Task instructions
Write out all the lines again, precisely as they stand, but without the images.

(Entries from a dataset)
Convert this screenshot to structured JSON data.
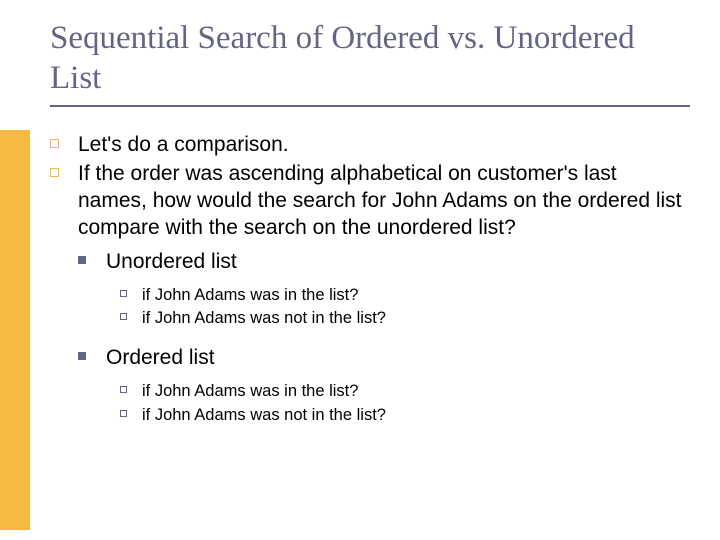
{
  "title": "Sequential Search of Ordered vs. Unordered List",
  "bullets": {
    "b1": "Let's do a comparison.",
    "b2": "If the order was ascending alphabetical on customer's last names, how would the search for John Adams on the ordered list compare with the search on the unordered list?",
    "b2_1": "Unordered list",
    "b2_1_a": "if John Adams was in the list?",
    "b2_1_b": "if John Adams was not in the list?",
    "b2_2": "Ordered list",
    "b2_2_a": "if John Adams was in the list?",
    "b2_2_b": "if John Adams was not in the list?"
  }
}
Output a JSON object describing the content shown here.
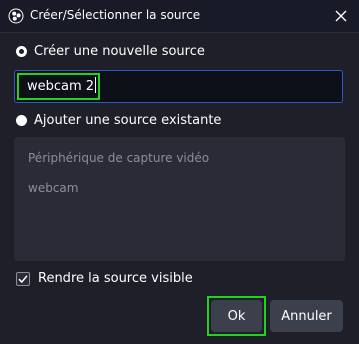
{
  "window": {
    "title": "Créer/Sélectionner la source",
    "icon": "obs-logo-icon",
    "close_icon": "close-icon"
  },
  "create_new": {
    "label": "Créer une nouvelle source",
    "selected": true
  },
  "name_input": {
    "value": "webcam 2"
  },
  "use_existing": {
    "label": "Ajouter une source existante",
    "selected": false
  },
  "existing_sources": [
    {
      "label": "Périphérique de capture vidéo"
    },
    {
      "label": "webcam"
    }
  ],
  "visible_checkbox": {
    "label": "Rendre la source visible",
    "checked": true
  },
  "buttons": {
    "ok": "Ok",
    "cancel": "Annuler"
  },
  "colors": {
    "background": "#1e1f29",
    "titlebar": "#181a28",
    "input_border": "#2d5ac4",
    "highlight": "#21d31e",
    "button": "#3c404d",
    "list_background": "#2a2b36",
    "disabled_text": "#8c8e99"
  }
}
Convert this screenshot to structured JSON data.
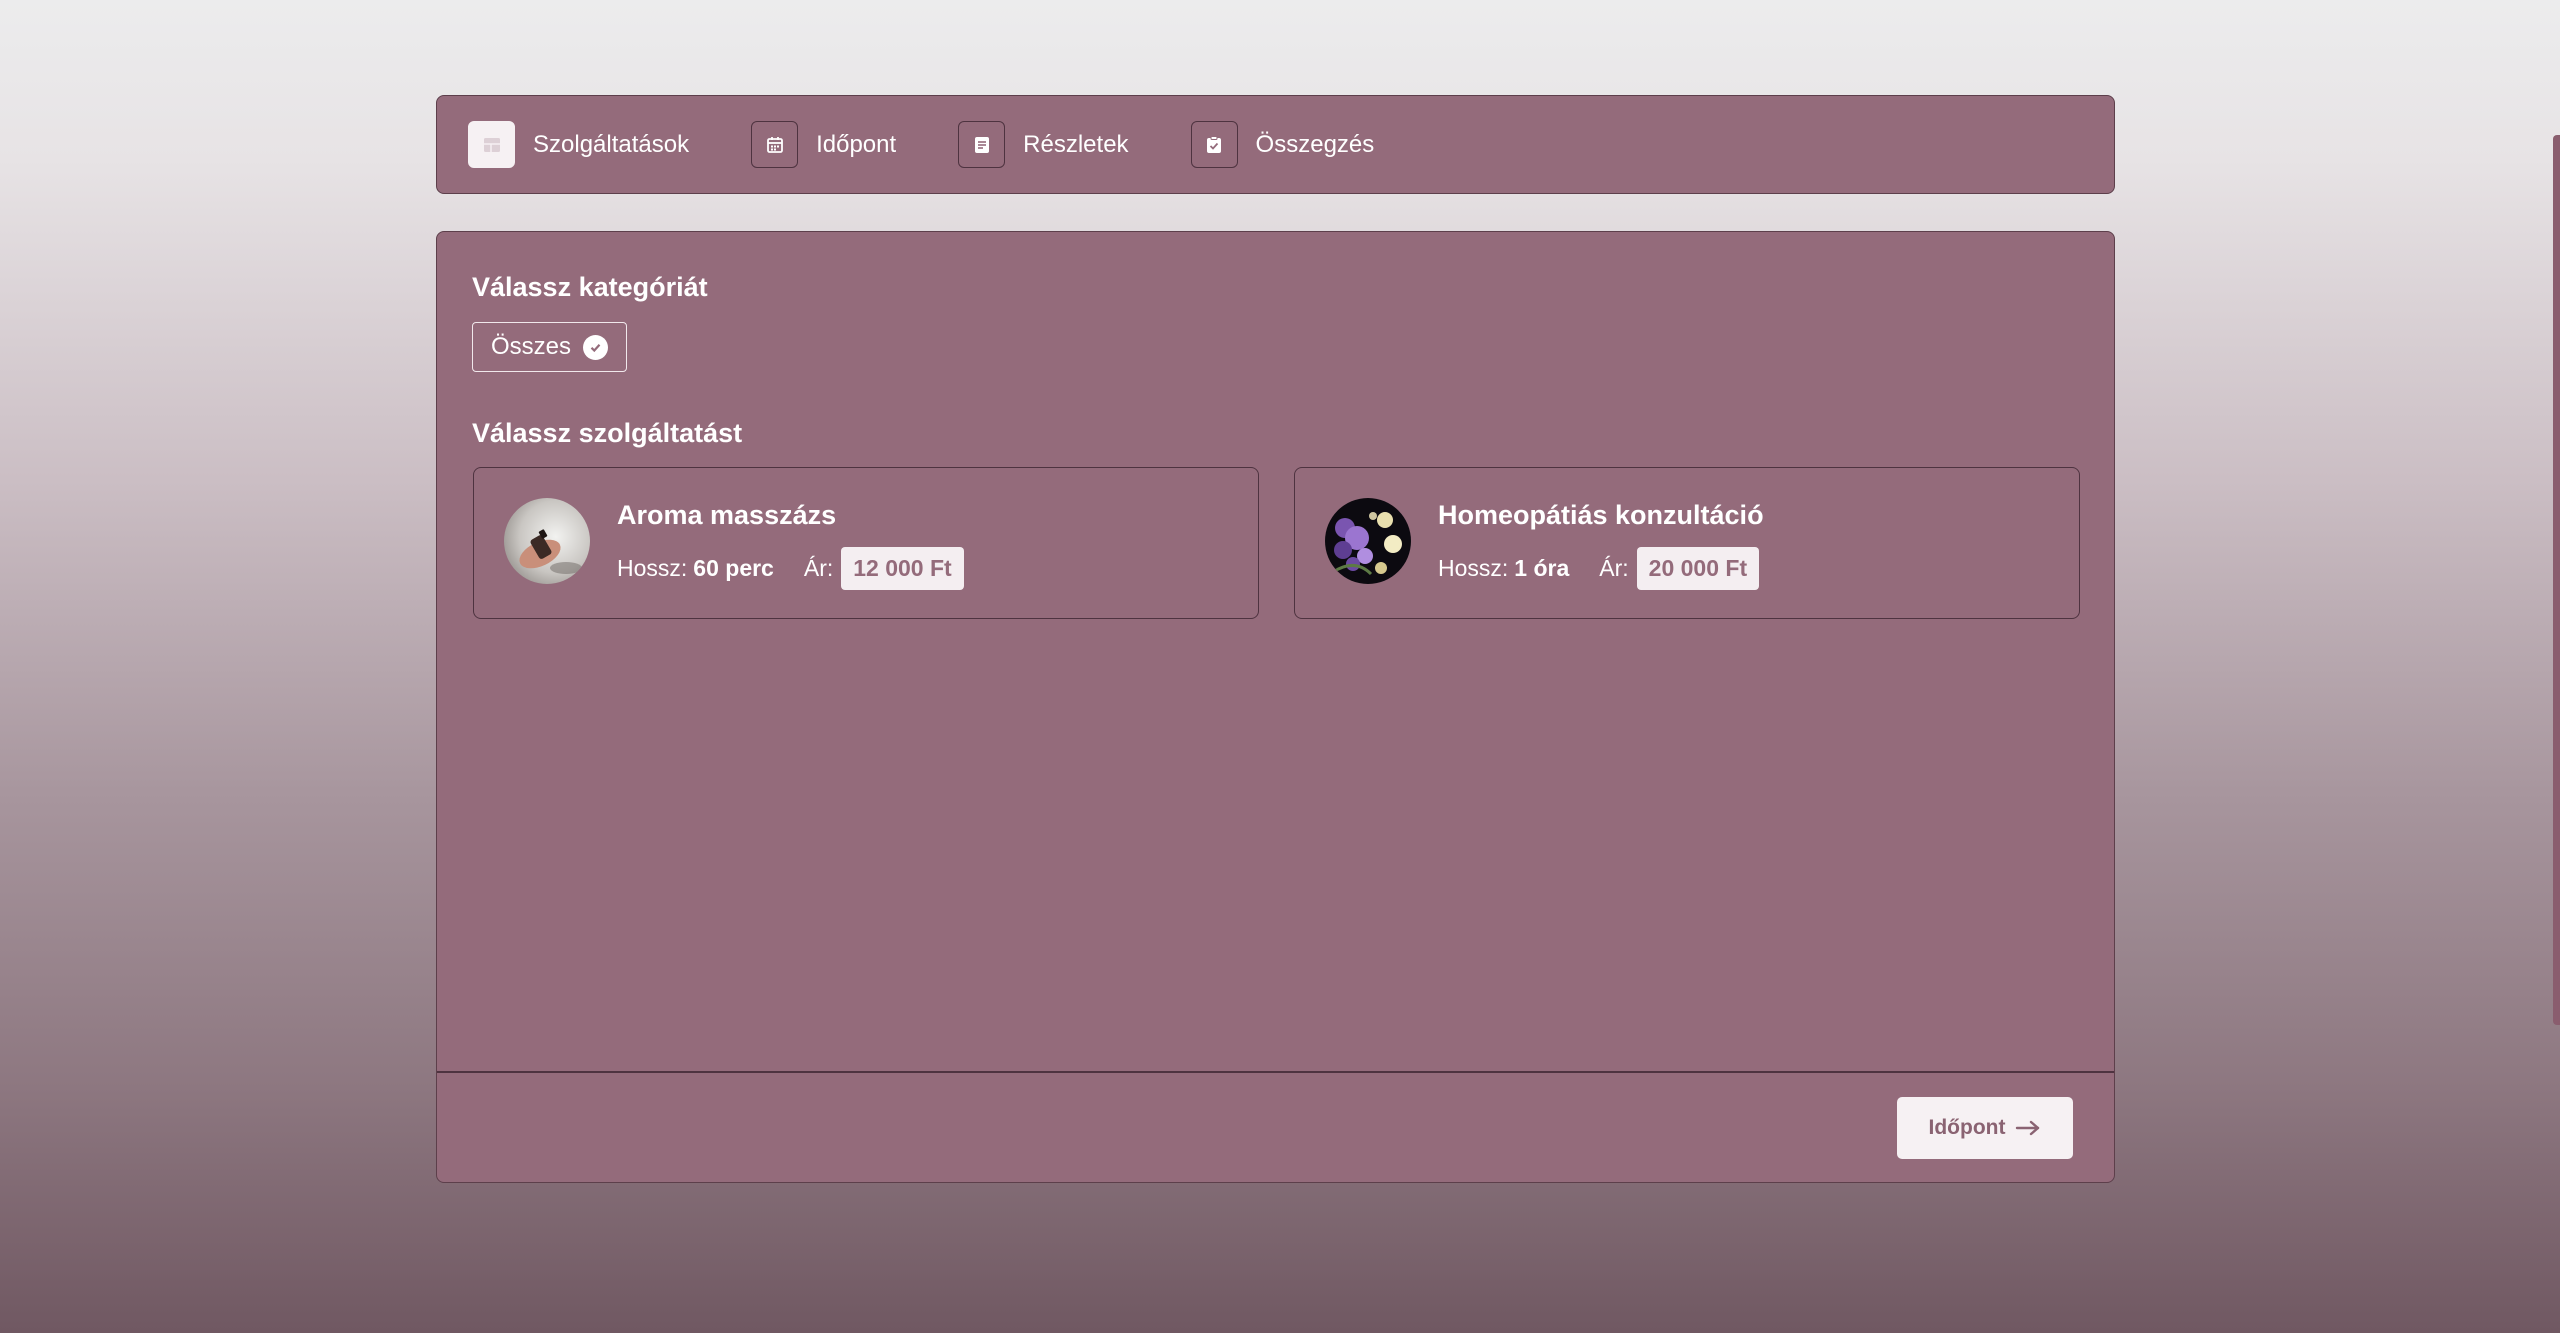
{
  "stepper": {
    "steps": [
      {
        "label": "Szolgáltatások",
        "icon": "services-icon",
        "active": true
      },
      {
        "label": "Időpont",
        "icon": "calendar-icon",
        "active": false
      },
      {
        "label": "Részletek",
        "icon": "details-icon",
        "active": false
      },
      {
        "label": "Összegzés",
        "icon": "clipboard-check-icon",
        "active": false
      }
    ]
  },
  "category": {
    "title": "Válassz kategóriát",
    "chip_label": "Összes"
  },
  "services": {
    "title": "Válassz szolgáltatást",
    "items": [
      {
        "name": "Aroma masszázs",
        "duration_label": "Hossz:",
        "duration": "60 perc",
        "price_label": "Ár:",
        "price": "12 000 Ft"
      },
      {
        "name": "Homeopátiás konzultáció",
        "duration_label": "Hossz:",
        "duration": "1 óra",
        "price_label": "Ár:",
        "price": "20 000 Ft"
      }
    ]
  },
  "footer": {
    "next_label": "Időpont"
  },
  "colors": {
    "panel": "#946b7b",
    "border": "#5d3f4b",
    "accent_light": "#f6f1f3"
  }
}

Exercise response
Convert this screenshot to structured JSON data.
{
  "title": "Sequential Search of Ordered vs. Unordered List",
  "bullets": {
    "b1": "Let's do a comparison.",
    "b2": "If the order was ascending alphabetical on customer's last names, how would the search for John Adams on the ordered list compare with the search on the unordered list?",
    "b2_1": "Unordered list",
    "b2_1_a": "if John Adams was in the list?",
    "b2_1_b": "if John Adams was not in the list?",
    "b2_2": "Ordered list",
    "b2_2_a": "if John Adams was in the list?",
    "b2_2_b": "if John Adams was not in the list?"
  }
}
Output a JSON object describing the content shown here.
{
  "window": {
    "title": "Créer/Sélectionner la source",
    "icon": "obs-logo-icon",
    "close_icon": "close-icon"
  },
  "create_new": {
    "label": "Créer une nouvelle source",
    "selected": true
  },
  "name_input": {
    "value": "webcam 2"
  },
  "use_existing": {
    "label": "Ajouter une source existante",
    "selected": false
  },
  "existing_sources": [
    {
      "label": "Périphérique de capture vidéo"
    },
    {
      "label": "webcam"
    }
  ],
  "visible_checkbox": {
    "label": "Rendre la source visible",
    "checked": true
  },
  "buttons": {
    "ok": "Ok",
    "cancel": "Annuler"
  },
  "colors": {
    "background": "#1e1f29",
    "titlebar": "#181a28",
    "input_border": "#2d5ac4",
    "highlight": "#21d31e",
    "button": "#3c404d",
    "list_background": "#2a2b36",
    "disabled_text": "#8c8e99"
  }
}
Convert this screenshot to structured JSON data.
{
  "stepper": {
    "steps": [
      {
        "label": "Szolgáltatások",
        "icon": "services-icon",
        "active": true
      },
      {
        "label": "Időpont",
        "icon": "calendar-icon",
        "active": false
      },
      {
        "label": "Részletek",
        "icon": "details-icon",
        "active": false
      },
      {
        "label": "Összegzés",
        "icon": "clipboard-check-icon",
        "active": false
      }
    ]
  },
  "category": {
    "title": "Válassz kategóriát",
    "chip_label": "Összes"
  },
  "services": {
    "title": "Válassz szolgáltatást",
    "items": [
      {
        "name": "Aroma masszázs",
        "duration_label": "Hossz:",
        "duration": "60 perc",
        "price_label": "Ár:",
        "price": "12 000 Ft"
      },
      {
        "name": "Homeopátiás konzultáció",
        "duration_label": "Hossz:",
        "duration": "1 óra",
        "price_label": "Ár:",
        "price": "20 000 Ft"
      }
    ]
  },
  "footer": {
    "next_label": "Időpont"
  },
  "colors": {
    "panel": "#946b7b",
    "border": "#5d3f4b",
    "accent_light": "#f6f1f3"
  }
}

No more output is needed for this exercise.